WHAT YOU WILL DO:
Which lines of the records contain "fine"? Collect every one of them.

RECORDS FOR THE EXERCISE:
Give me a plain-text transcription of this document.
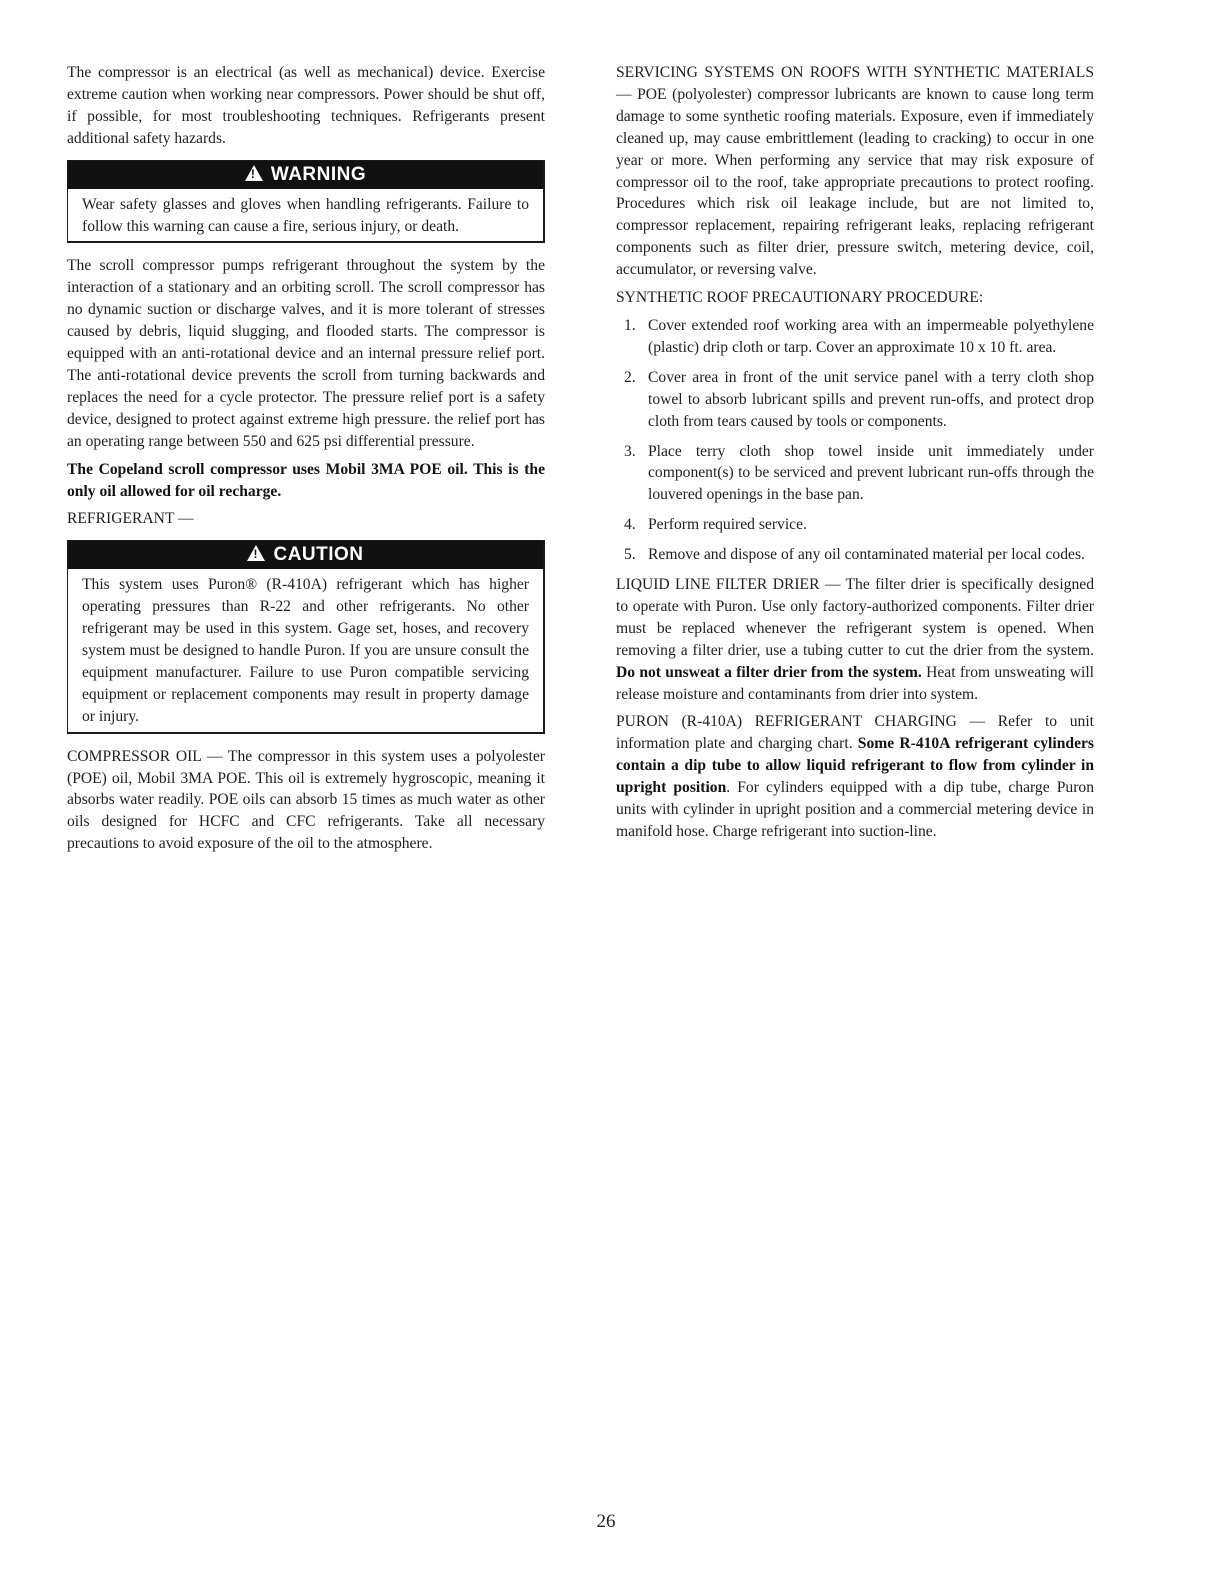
The compressor is an electrical (as well as mechanical) device. Exercise extreme caution when working near compressors. Power should be shut off, if possible, for most troubleshooting techniques. Refrigerants present additional safety hazards.

!WARNING

Wear safety glasses and gloves when handling refrigerants. Failure to follow this warning can cause a fire, serious injury, or death.

The scroll compressor pumps refrigerant throughout the system by the interaction of a stationary and an orbiting scroll. The scroll compressor has no dynamic suction or discharge valves, and it is more tolerant of stresses caused by debris, liquid slugging, and flooded starts. The compressor is equipped with an anti-rotational device and an internal pressure relief port. The anti-rotational device prevents the scroll from turning backwards and replaces the need for a cycle protector. The pressure relief port is a safety device, designed to protect against extreme high pressure. the relief port has an operating range between 550 and 625 psi differential pressure.

The Copeland scroll compressor uses Mobil 3MA POE oil. This is the only oil allowed for oil recharge.

REFRIGERANT —

!CAUTION

This system uses Puron® (R-410A) refrigerant which has higher operating pressures than R-22 and other refrigerants. No other refrigerant may be used in this system. Gage set, hoses, and recovery system must be designed to handle Puron. If you are unsure consult the equipment manufacturer. Failure to use Puron compatible servicing equipment or replacement components may result in property damage or injury.

COMPRESSOR OIL — The compressor in this system uses a polyolester (POE) oil, Mobil 3MA POE. This oil is extremely hygroscopic, meaning it absorbs water readily. POE oils can absorb 15 times as much water as other oils designed for HCFC and CFC refrigerants. Take all necessary precautions to avoid exposure of the oil to the atmosphere.

SERVICING SYSTEMS ON ROOFS WITH SYNTHETIC MATERIALS — POE (polyolester) compressor lubricants are known to cause long term damage to some synthetic roofing materials. Exposure, even if immediately cleaned up, may cause embrittlement (leading to cracking) to occur in one year or more. When performing any service that may risk exposure of compressor oil to the roof, take appropriate precautions to protect roofing. Procedures which risk oil leakage include, but are not limited to, compressor replacement, repairing refrigerant leaks, replacing refrigerant components such as filter drier, pressure switch, metering device, coil, accumulator, or reversing valve.

SYNTHETIC ROOF PRECAUTIONARY PROCEDURE:

1. Cover extended roof working area with an impermeable polyethylene (plastic) drip cloth or tarp. Cover an approximate 10 x 10 ft. area.
2. Cover area in front of the unit service panel with a terry cloth shop towel to absorb lubricant spills and prevent run-offs, and protect drop cloth from tears caused by tools or components.
3. Place terry cloth shop towel inside unit immediately under component(s) to be serviced and prevent lubricant run-offs through the louvered openings in the base pan.
4. Perform required service.
5. Remove and dispose of any oil contaminated material per local codes.

LIQUID LINE FILTER DRIER — The filter drier is specifically designed to operate with Puron. Use only factory-authorized components. Filter drier must be replaced whenever the refrigerant system is opened. When removing a filter drier, use a tubing cutter to cut the drier from the system. Do not unsweat a filter drier from the system. Heat from unsweating will release moisture and contaminants from drier into system.

PURON (R-410A) REFRIGERANT CHARGING — Refer to unit information plate and charging chart. Some R-410A refrigerant cylinders contain a dip tube to allow liquid refrigerant to flow from cylinder in upright position. For cylinders equipped with a dip tube, charge Puron units with cylinder in upright position and a commercial metering device in manifold hose. Charge refrigerant into suction-line.

26
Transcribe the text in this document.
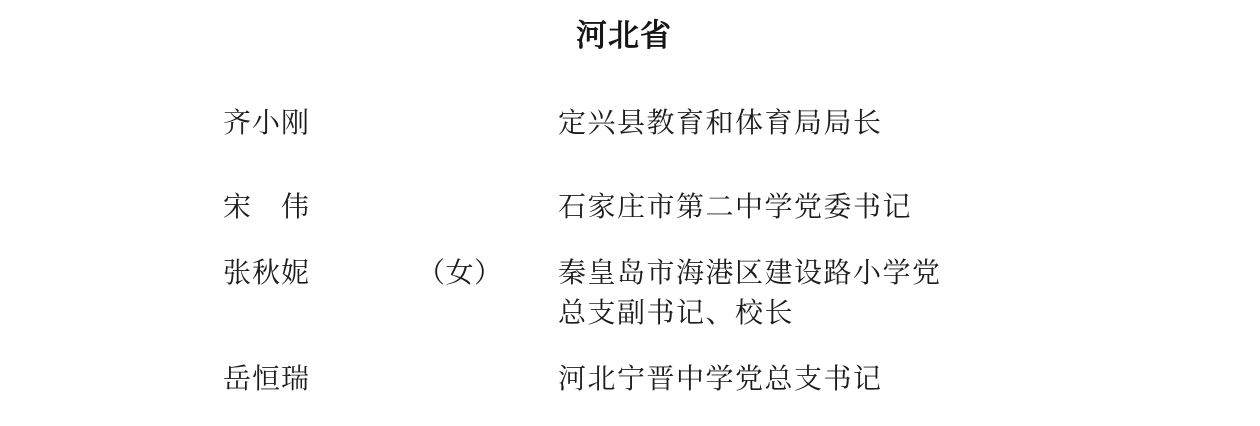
河北省
齐小刚	定兴县教育和体育局局长
宋　伟	石家庄市第二中学党委书记
张秋妮	（女） 秦皇岛市海港区建设路小学党总支副书记、校长
岳恒瑞	河北宁晋中学党总支书记
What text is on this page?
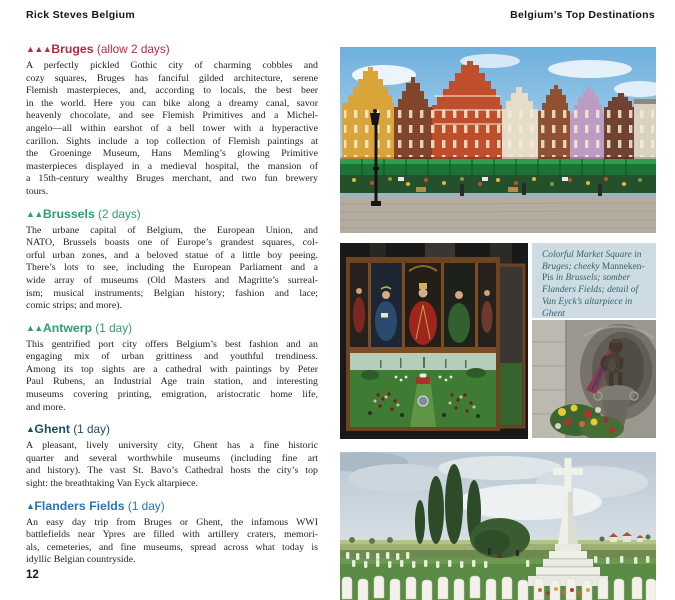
Rick Steves Belgium	Belgium’s Top Destinations
▲▲▲Bruges (allow 2 days)
A perfectly pickled Gothic city of charming cobbles and
cozy squares, Bruges has fanciful gilded architecture, serene
Flemish masterpieces, and, according to locals, the best beer
in the world. Here you can bike along a dreamy canal, savor
heavenly chocolate, and see Flemish Primitives and a Michel-
angelo—all within earshot of a bell tower with a hyperactive
carillon. Sights include a top collection of Flemish paintings at
the Groeninge Museum, Hans Memling’s glowing Primitive
masterpieces displayed in a medieval hospital, the mansion of
a 15th-century wealthy Bruges merchant, and two fun brewery
tours.
▲▲Brussels (2 days)
The urbane capital of Belgium, the European Union, and
NATO, Brussels boasts one of Europe’s grandest squares, col-
orful urban zones, and a beloved statue of a little boy peeing.
There’s lots to see, including the European Parliament and a
wide array of museums (Old Masters and Magritte’s surreal-
ism; musical instruments; Belgian history; fashion and lace;
comic strips; and more).
▲▲Antwerp (1 day)
This gentrified port city offers Belgium’s best fashion and an
engaging mix of urban grittiness and youthful trendiness.
Among its top sights are a cathedral with paintings by Peter
Paul Rubens, an Industrial Age train station, and interesting
museums covering printing, emigration, aristocratic home life,
and more.
▲Ghent (1 day)
A pleasant, lively university city, Ghent has a fine historic
quarter and several worthwhile museums (including fine art
and history). The vast St. Bavo’s Cathedral hosts the city’s top
sight: the breathtaking Van Eyck altarpiece.
▲Flanders Fields (1 day)
An easy day trip from Bruges or Ghent, the infamous WWI
battlefields near Ypres are filled with artillery craters, memori-
als, cemeteries, and fine museums, spread across what today is
idyllic Belgian countryside.
Colorful Market Square in Bruges; cheeky Manneken-Pis in Brussels; somber Flanders Fields; detail of Van Eyck’s altarpiece in Ghent
12
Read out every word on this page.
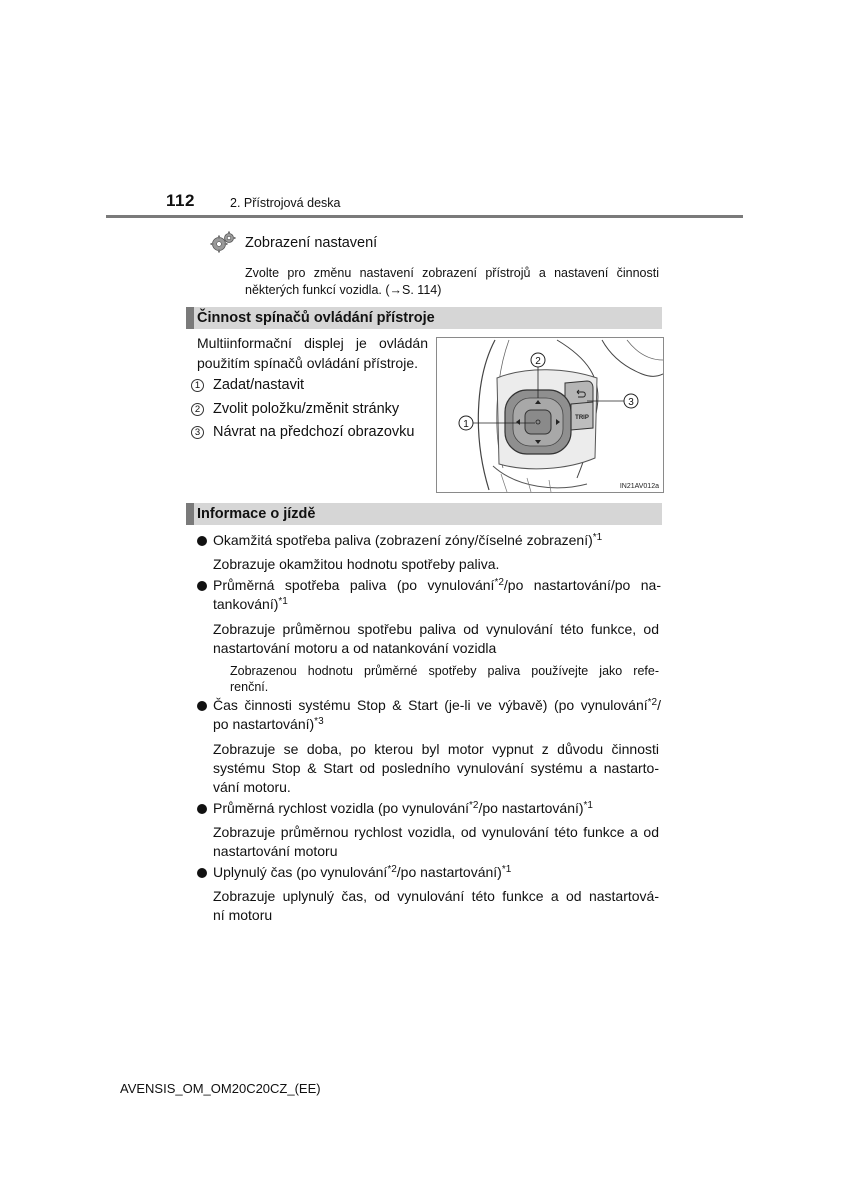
112	2. Přístrojová deska
Zobrazení nastavení
Zvolte pro změnu nastavení zobrazení přístrojů a nastavení činnosti
některých funkcí vozidla. (→S. 114)
Činnost spínačů ovládání přístroje
Multiinformační displej je ovládán
použitím spínačů ovládání přístroje.
1 Zadat/nastavit
2 Zvolit položku/změnit stránky
3 Návrat na předchozí obrazovku
TRIP
2
1
3
IN21AV012a
Informace o jízdě
Okamžitá spotřeba paliva (zobrazení zóny/číselné zobrazení)$^{*1}$
Zobrazuje okamžitou hodnotu spotřeby paliva.
Průměrná spotřeba paliva (po vynulování$^{*2}$/po nastartování/po na-
tankování)$^{*1}$
Zobrazuje průměrnou spotřebu paliva od vynulování této funkce, od
nastartování motoru a od natankování vozidla
Zobrazenou hodnotu průměrné spotřeby paliva používejte jako refe-
renční.
Čas činnosti systému Stop & Start (je-li ve výbavě) (po vynulování$^{*2}$/
po nastartování)$^{*3}$
Zobrazuje se doba, po kterou byl motor vypnut z důvodu činnosti
systému Stop & Start od posledního vynulování systému a nastarto-
vání motoru.
Průměrná rychlost vozidla (po vynulování$^{*2}$/po nastartování)$^{*1}$
Zobrazuje průměrnou rychlost vozidla, od vynulování této funkce a od
nastartování motoru
Uplynulý čas (po vynulování$^{*2}$/po nastartování)$^{*1}$
Zobrazuje uplynulý čas, od vynulování této funkce a od nastartová-
ní motoru
AVENSIS_OM_OM20C20CZ_(EE)
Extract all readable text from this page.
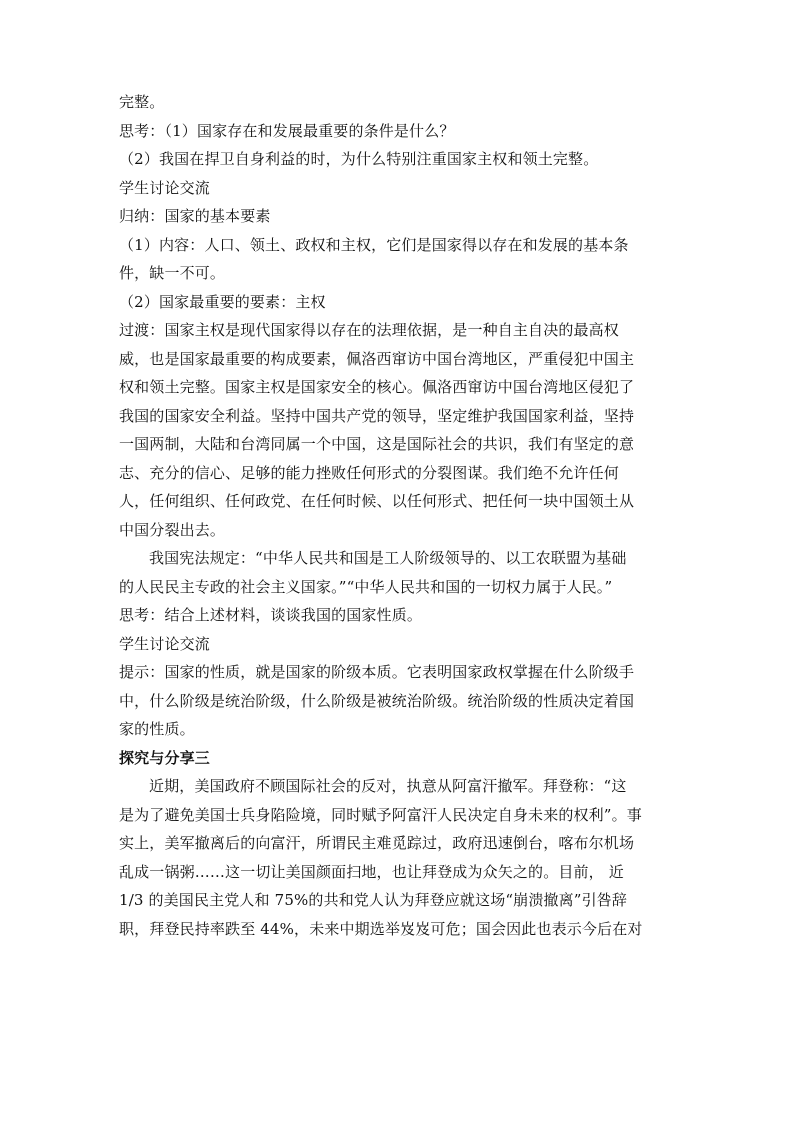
完整。
思考：（1）国家存在和发展最重要的条件是什么？
（2）我国在捍卫自身利益的时，为什么特别注重国家主权和领土完整。
学生讨论交流
归纳：国家的基本要素
（1）内容：人口、领土、政权和主权，它们是国家得以存在和发展的基本条
件，缺一不可。
（2）国家最重要的要素：主权
过渡：国家主权是现代国家得以存在的法理依据，是一种自主自决的最高权
威，也是国家最重要的构成要素，佩洛西窜访中国台湾地区，严重侵犯中国主
权和领土完整。国家主权是国家安全的核心。佩洛西窜访中国台湾地区侵犯了
我国的国家安全利益。坚持中国共产党的领导，坚定维护我国国家利益，坚持
一国两制，大陆和台湾同属一个中国，这是国际社会的共识，我们有坚定的意
志、充分的信心、足够的能力挫败任何形式的分裂图谋。我们绝不允许任何
人，任何组织、任何政党、在任何时候、以任何形式、把任何一块中国领土从
中国分裂出去。
我国宪法规定：“中华人民共和国是工人阶级领导的、以工农联盟为基础
的人民民主专政的社会主义国家。”“中华人民共和国的一切权力属于人民。”
思考：结合上述材料，谈谈我国的国家性质。
学生讨论交流
提示：国家的性质，就是国家的阶级本质。它表明国家政权掌握在什么阶级手
中，什么阶级是统治阶级，什么阶级是被统治阶级。统治阶级的性质决定着国
家的性质。
探究与分享三
近期，美国政府不顾国际社会的反对，执意从阿富汗撤军。拜登称：“这
是为了避免美国士兵身陷险境，同时赋予阿富汗人民决定自身未来的权利”。事
实上，美军撤离后的向富汗，所谓民主难觅踪过，政府迅速倒台，喀布尔机场
乱成一锅粥……这一切让美国颜面扫地，也让拜登成为众矢之的。目前， 近
1/3 的美国民主党人和 75%的共和党人认为拜登应就这场“崩溃撤离”引咎辞
职，拜登民持率跌至 44%，未来中期选举岌岌可危；国会因此也表示今后在对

OUTPUT FOR THIS TASK:
A pleasant, lively university city, Ghent has a fine historic
quarter and several worthwhile museums (including fine art
als, cemeteries, and fine museums, spread across what today is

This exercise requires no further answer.